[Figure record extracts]
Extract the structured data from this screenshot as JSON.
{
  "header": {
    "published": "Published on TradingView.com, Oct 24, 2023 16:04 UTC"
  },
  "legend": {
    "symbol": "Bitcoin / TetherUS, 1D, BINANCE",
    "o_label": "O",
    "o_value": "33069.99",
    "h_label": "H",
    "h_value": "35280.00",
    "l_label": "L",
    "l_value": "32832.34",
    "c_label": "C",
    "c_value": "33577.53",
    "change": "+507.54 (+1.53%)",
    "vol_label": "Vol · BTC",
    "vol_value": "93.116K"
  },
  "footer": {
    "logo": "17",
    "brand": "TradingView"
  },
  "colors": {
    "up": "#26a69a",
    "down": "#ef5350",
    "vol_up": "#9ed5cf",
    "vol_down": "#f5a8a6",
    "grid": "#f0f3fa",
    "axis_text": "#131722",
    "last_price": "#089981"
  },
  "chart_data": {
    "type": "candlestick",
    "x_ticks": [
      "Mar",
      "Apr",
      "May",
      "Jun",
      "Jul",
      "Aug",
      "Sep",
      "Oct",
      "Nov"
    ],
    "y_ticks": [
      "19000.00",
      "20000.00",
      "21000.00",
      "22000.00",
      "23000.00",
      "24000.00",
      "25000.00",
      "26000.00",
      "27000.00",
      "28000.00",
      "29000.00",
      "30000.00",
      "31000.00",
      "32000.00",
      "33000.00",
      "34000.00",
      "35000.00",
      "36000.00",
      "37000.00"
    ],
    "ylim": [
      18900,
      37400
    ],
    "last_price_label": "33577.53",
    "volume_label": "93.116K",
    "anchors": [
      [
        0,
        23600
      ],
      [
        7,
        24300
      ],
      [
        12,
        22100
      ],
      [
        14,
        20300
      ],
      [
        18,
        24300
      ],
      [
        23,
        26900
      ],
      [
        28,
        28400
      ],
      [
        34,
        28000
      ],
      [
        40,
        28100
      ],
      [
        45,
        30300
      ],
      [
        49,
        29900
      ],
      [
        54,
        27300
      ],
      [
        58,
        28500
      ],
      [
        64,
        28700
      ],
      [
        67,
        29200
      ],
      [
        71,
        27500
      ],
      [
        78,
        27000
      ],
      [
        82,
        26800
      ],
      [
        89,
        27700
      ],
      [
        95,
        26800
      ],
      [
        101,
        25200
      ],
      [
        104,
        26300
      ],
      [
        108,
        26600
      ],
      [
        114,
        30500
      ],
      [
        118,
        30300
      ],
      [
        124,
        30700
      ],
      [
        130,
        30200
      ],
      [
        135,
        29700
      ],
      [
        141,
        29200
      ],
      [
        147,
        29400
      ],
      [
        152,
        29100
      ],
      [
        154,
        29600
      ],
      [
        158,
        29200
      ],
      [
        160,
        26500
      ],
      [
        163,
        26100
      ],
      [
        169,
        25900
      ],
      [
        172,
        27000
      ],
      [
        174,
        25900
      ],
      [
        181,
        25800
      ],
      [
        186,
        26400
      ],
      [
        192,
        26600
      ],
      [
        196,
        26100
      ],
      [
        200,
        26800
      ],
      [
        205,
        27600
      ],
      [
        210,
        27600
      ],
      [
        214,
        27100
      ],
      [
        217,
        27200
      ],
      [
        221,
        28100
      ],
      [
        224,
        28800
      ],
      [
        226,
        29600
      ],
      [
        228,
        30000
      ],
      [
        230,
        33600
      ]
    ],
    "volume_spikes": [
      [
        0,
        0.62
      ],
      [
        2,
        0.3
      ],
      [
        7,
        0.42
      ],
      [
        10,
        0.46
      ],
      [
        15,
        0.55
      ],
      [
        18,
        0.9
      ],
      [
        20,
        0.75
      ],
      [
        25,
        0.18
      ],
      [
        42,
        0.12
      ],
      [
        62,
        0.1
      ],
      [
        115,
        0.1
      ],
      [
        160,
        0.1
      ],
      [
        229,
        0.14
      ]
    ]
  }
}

#### [The exercise]
Set down every line of the listing above again, exactly as given.

#### [Task result]
Extract the structured data from this screenshot as JSON.
{
  "header": {
    "published": "Published on TradingView.com, Oct 24, 2023 16:04 UTC"
  },
  "legend": {
    "symbol": "Bitcoin / TetherUS, 1D, BINANCE",
    "o_label": "O",
    "o_value": "33069.99",
    "h_label": "H",
    "h_value": "35280.00",
    "l_label": "L",
    "l_value": "32832.34",
    "c_label": "C",
    "c_value": "33577.53",
    "change": "+507.54 (+1.53%)",
    "vol_label": "Vol · BTC",
    "vol_value": "93.116K"
  },
  "footer": {
    "logo": "17",
    "brand": "TradingView"
  },
  "colors": {
    "up": "#26a69a",
    "down": "#ef5350",
    "vol_up": "#9ed5cf",
    "vol_down": "#f5a8a6",
    "grid": "#f0f3fa",
    "axis_text": "#131722",
    "last_price": "#089981"
  },
  "chart_data": {
    "type": "candlestick",
    "x_ticks": [
      "Mar",
      "Apr",
      "May",
      "Jun",
      "Jul",
      "Aug",
      "Sep",
      "Oct",
      "Nov"
    ],
    "y_ticks": [
      "19000.00",
      "20000.00",
      "21000.00",
      "22000.00",
      "23000.00",
      "24000.00",
      "25000.00",
      "26000.00",
      "27000.00",
      "28000.00",
      "29000.00",
      "30000.00",
      "31000.00",
      "32000.00",
      "33000.00",
      "34000.00",
      "35000.00",
      "36000.00",
      "37000.00"
    ],
    "ylim": [
      18900,
      37400
    ],
    "last_price_label": "33577.53",
    "volume_label": "93.116K",
    "anchors": [
      [
        0,
        23600
      ],
      [
        7,
        24300
      ],
      [
        12,
        22100
      ],
      [
        14,
        20300
      ],
      [
        18,
        24300
      ],
      [
        23,
        26900
      ],
      [
        28,
        28400
      ],
      [
        34,
        28000
      ],
      [
        40,
        28100
      ],
      [
        45,
        30300
      ],
      [
        49,
        29900
      ],
      [
        54,
        27300
      ],
      [
        58,
        28500
      ],
      [
        64,
        28700
      ],
      [
        67,
        29200
      ],
      [
        71,
        27500
      ],
      [
        78,
        27000
      ],
      [
        82,
        26800
      ],
      [
        89,
        27700
      ],
      [
        95,
        26800
      ],
      [
        101,
        25200
      ],
      [
        104,
        26300
      ],
      [
        108,
        26600
      ],
      [
        114,
        30500
      ],
      [
        118,
        30300
      ],
      [
        124,
        30700
      ],
      [
        130,
        30200
      ],
      [
        135,
        29700
      ],
      [
        141,
        29200
      ],
      [
        147,
        29400
      ],
      [
        152,
        29100
      ],
      [
        154,
        29600
      ],
      [
        158,
        29200
      ],
      [
        160,
        26500
      ],
      [
        163,
        26100
      ],
      [
        169,
        25900
      ],
      [
        172,
        27000
      ],
      [
        174,
        25900
      ],
      [
        181,
        25800
      ],
      [
        186,
        26400
      ],
      [
        192,
        26600
      ],
      [
        196,
        26100
      ],
      [
        200,
        26800
      ],
      [
        205,
        27600
      ],
      [
        210,
        27600
      ],
      [
        214,
        27100
      ],
      [
        217,
        27200
      ],
      [
        221,
        28100
      ],
      [
        224,
        28800
      ],
      [
        226,
        29600
      ],
      [
        228,
        30000
      ],
      [
        230,
        33600
      ]
    ],
    "volume_spikes": [
      [
        0,
        0.62
      ],
      [
        2,
        0.3
      ],
      [
        7,
        0.42
      ],
      [
        10,
        0.46
      ],
      [
        15,
        0.55
      ],
      [
        18,
        0.9
      ],
      [
        20,
        0.75
      ],
      [
        25,
        0.18
      ],
      [
        42,
        0.12
      ],
      [
        62,
        0.1
      ],
      [
        115,
        0.1
      ],
      [
        160,
        0.1
      ],
      [
        229,
        0.14
      ]
    ]
  }
}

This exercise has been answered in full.